Data tied to figure images
§ §

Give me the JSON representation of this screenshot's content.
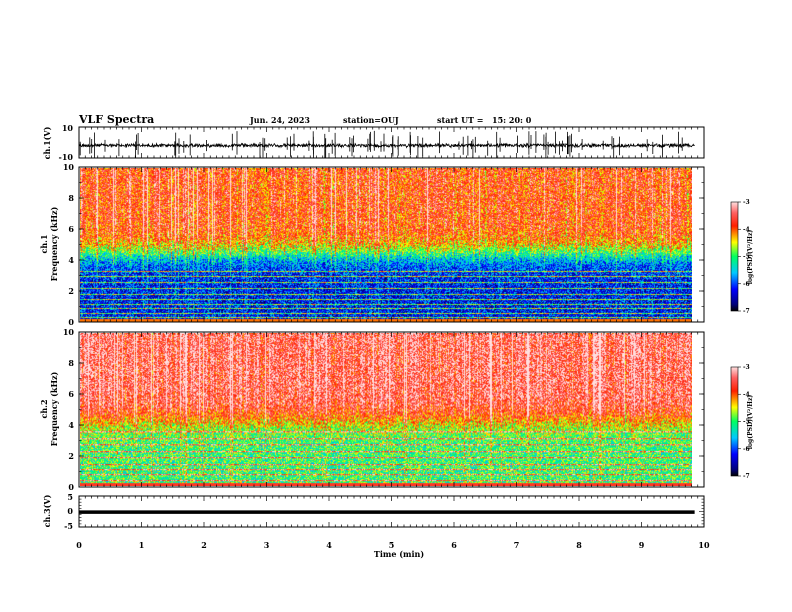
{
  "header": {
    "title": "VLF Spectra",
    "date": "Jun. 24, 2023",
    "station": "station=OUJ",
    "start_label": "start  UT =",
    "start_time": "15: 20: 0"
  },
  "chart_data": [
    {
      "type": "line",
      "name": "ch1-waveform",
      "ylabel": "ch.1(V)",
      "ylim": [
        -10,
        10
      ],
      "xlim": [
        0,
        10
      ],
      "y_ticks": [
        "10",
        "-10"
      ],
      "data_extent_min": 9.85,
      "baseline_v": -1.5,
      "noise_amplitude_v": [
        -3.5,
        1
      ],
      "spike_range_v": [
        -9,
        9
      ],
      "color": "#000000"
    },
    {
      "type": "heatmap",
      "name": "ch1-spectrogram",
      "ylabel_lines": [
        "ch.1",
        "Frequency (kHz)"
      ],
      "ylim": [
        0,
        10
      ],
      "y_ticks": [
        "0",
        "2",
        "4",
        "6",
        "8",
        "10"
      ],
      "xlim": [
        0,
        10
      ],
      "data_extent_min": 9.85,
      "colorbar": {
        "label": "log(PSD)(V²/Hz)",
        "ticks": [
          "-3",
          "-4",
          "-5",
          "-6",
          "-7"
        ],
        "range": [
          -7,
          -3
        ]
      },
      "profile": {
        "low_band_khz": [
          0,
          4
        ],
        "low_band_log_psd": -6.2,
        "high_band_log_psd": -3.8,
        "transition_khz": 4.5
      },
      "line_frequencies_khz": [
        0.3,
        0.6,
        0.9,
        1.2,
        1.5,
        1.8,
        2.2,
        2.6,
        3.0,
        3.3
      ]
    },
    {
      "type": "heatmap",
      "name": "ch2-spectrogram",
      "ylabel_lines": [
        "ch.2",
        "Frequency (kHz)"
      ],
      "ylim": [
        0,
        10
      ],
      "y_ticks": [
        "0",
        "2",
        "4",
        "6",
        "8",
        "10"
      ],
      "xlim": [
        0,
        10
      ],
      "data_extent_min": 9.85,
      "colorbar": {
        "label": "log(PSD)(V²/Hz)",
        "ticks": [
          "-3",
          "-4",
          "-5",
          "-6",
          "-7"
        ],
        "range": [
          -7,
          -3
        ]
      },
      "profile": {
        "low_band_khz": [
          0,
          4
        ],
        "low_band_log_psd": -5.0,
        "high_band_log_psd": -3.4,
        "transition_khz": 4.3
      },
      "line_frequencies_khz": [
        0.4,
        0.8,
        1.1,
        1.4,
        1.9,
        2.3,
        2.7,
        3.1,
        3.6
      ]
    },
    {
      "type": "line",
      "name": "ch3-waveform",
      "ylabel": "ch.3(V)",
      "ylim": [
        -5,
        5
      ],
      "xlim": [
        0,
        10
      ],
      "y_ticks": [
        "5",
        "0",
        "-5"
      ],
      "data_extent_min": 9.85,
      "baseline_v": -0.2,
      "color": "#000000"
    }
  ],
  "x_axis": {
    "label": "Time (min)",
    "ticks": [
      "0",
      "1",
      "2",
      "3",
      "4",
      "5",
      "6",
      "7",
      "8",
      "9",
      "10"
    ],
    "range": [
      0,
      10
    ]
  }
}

§ §

## Set problem
Print out the material word for word, omitting the pictures.

## Solved exercise
Give me the JSON representation of this screenshot's content.
{
  "header": {
    "title": "VLF Spectra",
    "date": "Jun. 24, 2023",
    "station": "station=OUJ",
    "start_label": "start  UT =",
    "start_time": "15: 20: 0"
  },
  "chart_data": [
    {
      "type": "line",
      "name": "ch1-waveform",
      "ylabel": "ch.1(V)",
      "ylim": [
        -10,
        10
      ],
      "xlim": [
        0,
        10
      ],
      "y_ticks": [
        "10",
        "-10"
      ],
      "data_extent_min": 9.85,
      "baseline_v": -1.5,
      "noise_amplitude_v": [
        -3.5,
        1
      ],
      "spike_range_v": [
        -9,
        9
      ],
      "color": "#000000"
    },
    {
      "type": "heatmap",
      "name": "ch1-spectrogram",
      "ylabel_lines": [
        "ch.1",
        "Frequency (kHz)"
      ],
      "ylim": [
        0,
        10
      ],
      "y_ticks": [
        "0",
        "2",
        "4",
        "6",
        "8",
        "10"
      ],
      "xlim": [
        0,
        10
      ],
      "data_extent_min": 9.85,
      "colorbar": {
        "label": "log(PSD)(V²/Hz)",
        "ticks": [
          "-3",
          "-4",
          "-5",
          "-6",
          "-7"
        ],
        "range": [
          -7,
          -3
        ]
      },
      "profile": {
        "low_band_khz": [
          0,
          4
        ],
        "low_band_log_psd": -6.2,
        "high_band_log_psd": -3.8,
        "transition_khz": 4.5
      },
      "line_frequencies_khz": [
        0.3,
        0.6,
        0.9,
        1.2,
        1.5,
        1.8,
        2.2,
        2.6,
        3.0,
        3.3
      ]
    },
    {
      "type": "heatmap",
      "name": "ch2-spectrogram",
      "ylabel_lines": [
        "ch.2",
        "Frequency (kHz)"
      ],
      "ylim": [
        0,
        10
      ],
      "y_ticks": [
        "0",
        "2",
        "4",
        "6",
        "8",
        "10"
      ],
      "xlim": [
        0,
        10
      ],
      "data_extent_min": 9.85,
      "colorbar": {
        "label": "log(PSD)(V²/Hz)",
        "ticks": [
          "-3",
          "-4",
          "-5",
          "-6",
          "-7"
        ],
        "range": [
          -7,
          -3
        ]
      },
      "profile": {
        "low_band_khz": [
          0,
          4
        ],
        "low_band_log_psd": -5.0,
        "high_band_log_psd": -3.4,
        "transition_khz": 4.3
      },
      "line_frequencies_khz": [
        0.4,
        0.8,
        1.1,
        1.4,
        1.9,
        2.3,
        2.7,
        3.1,
        3.6
      ]
    },
    {
      "type": "line",
      "name": "ch3-waveform",
      "ylabel": "ch.3(V)",
      "ylim": [
        -5,
        5
      ],
      "xlim": [
        0,
        10
      ],
      "y_ticks": [
        "5",
        "0",
        "-5"
      ],
      "data_extent_min": 9.85,
      "baseline_v": -0.2,
      "color": "#000000"
    }
  ],
  "x_axis": {
    "label": "Time (min)",
    "ticks": [
      "0",
      "1",
      "2",
      "3",
      "4",
      "5",
      "6",
      "7",
      "8",
      "9",
      "10"
    ],
    "range": [
      0,
      10
    ]
  }
}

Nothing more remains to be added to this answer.